Task to complete » Tally the lines of the data that include the word "Jetzt" and state the total, nothing else.

Data extract »
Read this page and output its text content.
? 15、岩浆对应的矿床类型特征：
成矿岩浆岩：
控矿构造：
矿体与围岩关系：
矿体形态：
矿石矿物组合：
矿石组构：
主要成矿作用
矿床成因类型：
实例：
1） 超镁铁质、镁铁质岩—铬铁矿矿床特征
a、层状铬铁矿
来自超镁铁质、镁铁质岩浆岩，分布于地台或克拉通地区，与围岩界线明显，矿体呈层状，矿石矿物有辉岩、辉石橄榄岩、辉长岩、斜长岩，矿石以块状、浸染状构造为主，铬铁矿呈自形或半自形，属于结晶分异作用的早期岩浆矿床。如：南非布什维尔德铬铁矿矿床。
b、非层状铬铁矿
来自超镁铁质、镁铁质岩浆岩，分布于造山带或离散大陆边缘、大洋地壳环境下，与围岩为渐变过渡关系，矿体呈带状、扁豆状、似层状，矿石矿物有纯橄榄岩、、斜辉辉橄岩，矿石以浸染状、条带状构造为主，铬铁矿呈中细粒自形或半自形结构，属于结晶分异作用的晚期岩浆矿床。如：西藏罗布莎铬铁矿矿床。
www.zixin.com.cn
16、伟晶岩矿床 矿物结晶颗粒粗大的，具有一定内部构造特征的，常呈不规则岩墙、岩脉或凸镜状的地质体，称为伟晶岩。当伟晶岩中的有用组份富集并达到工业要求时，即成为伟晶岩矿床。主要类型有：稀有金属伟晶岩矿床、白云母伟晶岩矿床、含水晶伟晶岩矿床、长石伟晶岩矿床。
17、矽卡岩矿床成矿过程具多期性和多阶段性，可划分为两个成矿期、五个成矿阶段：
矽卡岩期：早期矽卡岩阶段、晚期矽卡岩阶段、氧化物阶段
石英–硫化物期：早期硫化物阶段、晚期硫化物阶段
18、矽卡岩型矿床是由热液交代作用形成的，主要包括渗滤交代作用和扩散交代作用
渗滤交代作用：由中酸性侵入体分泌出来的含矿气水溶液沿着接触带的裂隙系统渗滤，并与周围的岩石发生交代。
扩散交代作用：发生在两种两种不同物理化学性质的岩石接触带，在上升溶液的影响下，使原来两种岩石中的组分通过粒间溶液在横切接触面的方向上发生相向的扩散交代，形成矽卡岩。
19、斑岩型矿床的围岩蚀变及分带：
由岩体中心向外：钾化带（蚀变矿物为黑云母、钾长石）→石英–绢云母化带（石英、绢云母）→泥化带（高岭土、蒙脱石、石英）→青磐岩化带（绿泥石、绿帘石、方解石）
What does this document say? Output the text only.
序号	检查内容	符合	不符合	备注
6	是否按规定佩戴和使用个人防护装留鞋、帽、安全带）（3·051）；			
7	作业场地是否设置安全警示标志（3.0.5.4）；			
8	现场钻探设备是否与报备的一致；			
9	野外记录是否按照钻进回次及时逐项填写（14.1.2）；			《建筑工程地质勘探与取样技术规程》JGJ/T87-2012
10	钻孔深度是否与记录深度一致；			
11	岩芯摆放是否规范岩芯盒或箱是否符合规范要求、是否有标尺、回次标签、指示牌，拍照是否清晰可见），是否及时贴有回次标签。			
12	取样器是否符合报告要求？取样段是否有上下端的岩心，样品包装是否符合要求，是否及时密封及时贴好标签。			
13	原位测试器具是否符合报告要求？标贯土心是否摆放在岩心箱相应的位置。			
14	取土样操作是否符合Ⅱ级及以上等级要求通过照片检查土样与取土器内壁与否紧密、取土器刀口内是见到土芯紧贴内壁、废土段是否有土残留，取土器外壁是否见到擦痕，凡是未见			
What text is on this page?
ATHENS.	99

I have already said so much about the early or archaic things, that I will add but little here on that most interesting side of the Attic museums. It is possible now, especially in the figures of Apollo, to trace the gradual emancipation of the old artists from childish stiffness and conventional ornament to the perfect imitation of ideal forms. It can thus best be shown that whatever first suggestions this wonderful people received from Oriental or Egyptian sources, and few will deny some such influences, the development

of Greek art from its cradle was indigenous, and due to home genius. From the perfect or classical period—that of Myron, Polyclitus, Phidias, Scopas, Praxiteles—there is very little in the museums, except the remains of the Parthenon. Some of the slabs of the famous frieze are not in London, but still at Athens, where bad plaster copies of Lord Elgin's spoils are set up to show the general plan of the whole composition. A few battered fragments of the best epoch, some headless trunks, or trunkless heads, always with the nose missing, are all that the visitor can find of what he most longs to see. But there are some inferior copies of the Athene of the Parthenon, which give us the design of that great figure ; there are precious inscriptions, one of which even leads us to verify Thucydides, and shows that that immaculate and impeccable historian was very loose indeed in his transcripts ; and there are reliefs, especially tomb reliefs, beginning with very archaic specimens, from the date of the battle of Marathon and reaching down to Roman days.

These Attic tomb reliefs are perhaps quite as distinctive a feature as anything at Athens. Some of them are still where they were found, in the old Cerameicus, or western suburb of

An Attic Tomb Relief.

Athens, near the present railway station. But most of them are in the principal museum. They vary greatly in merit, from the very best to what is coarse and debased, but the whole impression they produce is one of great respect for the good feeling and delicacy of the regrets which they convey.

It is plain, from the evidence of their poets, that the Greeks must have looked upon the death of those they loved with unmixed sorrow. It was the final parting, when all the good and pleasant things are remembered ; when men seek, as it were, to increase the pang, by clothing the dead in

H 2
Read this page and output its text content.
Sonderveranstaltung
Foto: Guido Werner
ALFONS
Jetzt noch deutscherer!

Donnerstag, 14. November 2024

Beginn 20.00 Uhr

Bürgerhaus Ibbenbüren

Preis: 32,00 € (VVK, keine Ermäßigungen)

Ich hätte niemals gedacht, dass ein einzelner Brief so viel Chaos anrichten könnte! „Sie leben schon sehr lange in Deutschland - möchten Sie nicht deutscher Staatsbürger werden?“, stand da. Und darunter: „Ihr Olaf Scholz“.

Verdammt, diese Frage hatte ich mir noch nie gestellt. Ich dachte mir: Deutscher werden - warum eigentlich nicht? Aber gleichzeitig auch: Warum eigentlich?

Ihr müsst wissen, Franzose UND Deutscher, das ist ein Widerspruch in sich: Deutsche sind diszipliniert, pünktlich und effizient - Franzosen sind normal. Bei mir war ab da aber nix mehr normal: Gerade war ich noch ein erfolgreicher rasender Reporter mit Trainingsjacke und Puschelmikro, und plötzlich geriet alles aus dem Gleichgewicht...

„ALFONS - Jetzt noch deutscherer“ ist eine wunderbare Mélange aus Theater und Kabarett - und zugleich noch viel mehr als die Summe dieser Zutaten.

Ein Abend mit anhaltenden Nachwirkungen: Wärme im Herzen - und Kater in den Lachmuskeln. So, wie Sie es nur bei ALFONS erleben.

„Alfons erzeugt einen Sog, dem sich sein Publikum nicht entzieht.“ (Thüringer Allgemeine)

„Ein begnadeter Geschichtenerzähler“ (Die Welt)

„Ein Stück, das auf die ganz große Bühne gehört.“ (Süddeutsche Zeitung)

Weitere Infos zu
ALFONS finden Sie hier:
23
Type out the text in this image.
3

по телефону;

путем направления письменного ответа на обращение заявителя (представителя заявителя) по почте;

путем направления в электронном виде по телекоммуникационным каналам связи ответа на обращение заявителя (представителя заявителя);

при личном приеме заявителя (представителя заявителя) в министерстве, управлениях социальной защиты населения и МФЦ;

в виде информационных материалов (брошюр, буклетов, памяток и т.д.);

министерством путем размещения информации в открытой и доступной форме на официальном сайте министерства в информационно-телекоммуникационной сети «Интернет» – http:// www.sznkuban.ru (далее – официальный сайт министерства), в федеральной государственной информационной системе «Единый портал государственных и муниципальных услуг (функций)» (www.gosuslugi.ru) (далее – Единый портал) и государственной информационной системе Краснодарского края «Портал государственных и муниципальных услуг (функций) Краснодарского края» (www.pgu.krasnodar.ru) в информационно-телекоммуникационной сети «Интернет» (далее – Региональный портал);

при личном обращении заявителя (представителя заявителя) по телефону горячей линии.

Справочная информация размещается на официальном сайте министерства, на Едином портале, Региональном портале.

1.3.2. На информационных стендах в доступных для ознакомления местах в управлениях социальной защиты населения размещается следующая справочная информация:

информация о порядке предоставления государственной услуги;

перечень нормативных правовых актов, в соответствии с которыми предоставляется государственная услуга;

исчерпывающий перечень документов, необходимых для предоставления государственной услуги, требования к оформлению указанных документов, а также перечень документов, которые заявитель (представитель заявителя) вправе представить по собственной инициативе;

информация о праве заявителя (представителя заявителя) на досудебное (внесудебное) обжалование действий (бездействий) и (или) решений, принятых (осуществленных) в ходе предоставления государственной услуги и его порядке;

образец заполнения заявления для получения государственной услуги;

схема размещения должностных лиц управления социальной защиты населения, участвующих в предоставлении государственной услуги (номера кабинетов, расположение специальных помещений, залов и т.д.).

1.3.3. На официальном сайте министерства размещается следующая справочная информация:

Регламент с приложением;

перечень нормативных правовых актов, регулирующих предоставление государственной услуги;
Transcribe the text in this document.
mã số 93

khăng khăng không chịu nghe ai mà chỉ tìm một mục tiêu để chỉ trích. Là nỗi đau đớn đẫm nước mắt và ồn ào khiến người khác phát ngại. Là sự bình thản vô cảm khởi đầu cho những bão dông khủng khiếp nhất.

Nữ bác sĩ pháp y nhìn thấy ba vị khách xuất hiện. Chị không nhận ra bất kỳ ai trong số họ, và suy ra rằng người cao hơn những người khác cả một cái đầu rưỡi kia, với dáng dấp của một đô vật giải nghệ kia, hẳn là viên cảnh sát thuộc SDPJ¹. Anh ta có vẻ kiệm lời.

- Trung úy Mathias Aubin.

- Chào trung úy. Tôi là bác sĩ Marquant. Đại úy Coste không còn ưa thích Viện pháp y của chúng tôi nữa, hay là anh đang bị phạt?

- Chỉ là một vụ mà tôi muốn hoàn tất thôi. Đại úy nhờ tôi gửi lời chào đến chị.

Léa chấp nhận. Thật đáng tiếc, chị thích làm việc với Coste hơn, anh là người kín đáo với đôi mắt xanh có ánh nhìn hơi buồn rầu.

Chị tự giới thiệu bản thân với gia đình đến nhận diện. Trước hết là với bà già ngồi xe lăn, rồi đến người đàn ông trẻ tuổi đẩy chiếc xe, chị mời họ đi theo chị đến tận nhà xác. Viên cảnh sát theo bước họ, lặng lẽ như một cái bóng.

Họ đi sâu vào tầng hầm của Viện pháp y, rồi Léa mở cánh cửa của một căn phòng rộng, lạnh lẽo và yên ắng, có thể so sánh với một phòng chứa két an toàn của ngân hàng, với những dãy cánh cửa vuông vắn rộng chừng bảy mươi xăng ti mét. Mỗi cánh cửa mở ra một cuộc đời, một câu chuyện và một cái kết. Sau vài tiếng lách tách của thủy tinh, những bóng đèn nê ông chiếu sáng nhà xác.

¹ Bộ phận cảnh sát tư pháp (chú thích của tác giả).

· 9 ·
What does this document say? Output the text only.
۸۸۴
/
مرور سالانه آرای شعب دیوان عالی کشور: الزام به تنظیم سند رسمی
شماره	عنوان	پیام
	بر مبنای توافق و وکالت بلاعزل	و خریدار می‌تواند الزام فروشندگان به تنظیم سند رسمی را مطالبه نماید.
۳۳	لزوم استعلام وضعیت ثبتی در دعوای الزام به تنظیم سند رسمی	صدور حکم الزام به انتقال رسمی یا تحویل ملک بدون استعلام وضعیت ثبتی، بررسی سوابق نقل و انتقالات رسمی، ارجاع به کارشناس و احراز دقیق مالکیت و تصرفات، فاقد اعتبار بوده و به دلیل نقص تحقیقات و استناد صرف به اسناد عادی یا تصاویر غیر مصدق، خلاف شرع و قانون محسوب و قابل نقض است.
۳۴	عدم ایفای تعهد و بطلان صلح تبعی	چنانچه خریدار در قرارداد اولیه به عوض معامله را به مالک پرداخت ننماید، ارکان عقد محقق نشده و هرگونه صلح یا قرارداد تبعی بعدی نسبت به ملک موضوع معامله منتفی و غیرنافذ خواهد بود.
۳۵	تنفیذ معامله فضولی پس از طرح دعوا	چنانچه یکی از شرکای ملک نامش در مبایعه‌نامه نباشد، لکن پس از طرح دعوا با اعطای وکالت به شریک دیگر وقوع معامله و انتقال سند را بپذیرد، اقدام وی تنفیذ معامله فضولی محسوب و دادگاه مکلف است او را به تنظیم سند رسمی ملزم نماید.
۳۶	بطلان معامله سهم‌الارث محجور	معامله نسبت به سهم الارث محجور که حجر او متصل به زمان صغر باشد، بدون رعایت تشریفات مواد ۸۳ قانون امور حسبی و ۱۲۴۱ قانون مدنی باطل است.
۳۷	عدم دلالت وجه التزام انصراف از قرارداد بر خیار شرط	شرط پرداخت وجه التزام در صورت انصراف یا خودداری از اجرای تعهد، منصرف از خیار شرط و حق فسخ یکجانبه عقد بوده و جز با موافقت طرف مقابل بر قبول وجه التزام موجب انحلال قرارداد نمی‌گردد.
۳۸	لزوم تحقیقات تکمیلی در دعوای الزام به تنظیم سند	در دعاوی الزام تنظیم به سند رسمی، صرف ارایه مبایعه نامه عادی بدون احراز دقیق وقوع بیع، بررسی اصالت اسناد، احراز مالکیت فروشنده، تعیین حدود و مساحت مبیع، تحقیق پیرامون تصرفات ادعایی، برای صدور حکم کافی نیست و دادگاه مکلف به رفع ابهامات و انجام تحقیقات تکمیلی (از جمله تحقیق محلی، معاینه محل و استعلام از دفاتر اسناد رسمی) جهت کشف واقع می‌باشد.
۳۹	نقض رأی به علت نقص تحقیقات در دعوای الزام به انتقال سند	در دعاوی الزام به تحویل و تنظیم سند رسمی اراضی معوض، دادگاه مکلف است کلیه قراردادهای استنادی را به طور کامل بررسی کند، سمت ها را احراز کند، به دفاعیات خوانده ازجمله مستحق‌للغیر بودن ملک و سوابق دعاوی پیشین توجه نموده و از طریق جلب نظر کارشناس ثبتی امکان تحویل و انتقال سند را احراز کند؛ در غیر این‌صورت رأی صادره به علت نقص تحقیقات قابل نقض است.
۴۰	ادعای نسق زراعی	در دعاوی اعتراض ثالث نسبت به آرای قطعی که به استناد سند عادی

Solution for this problem » 2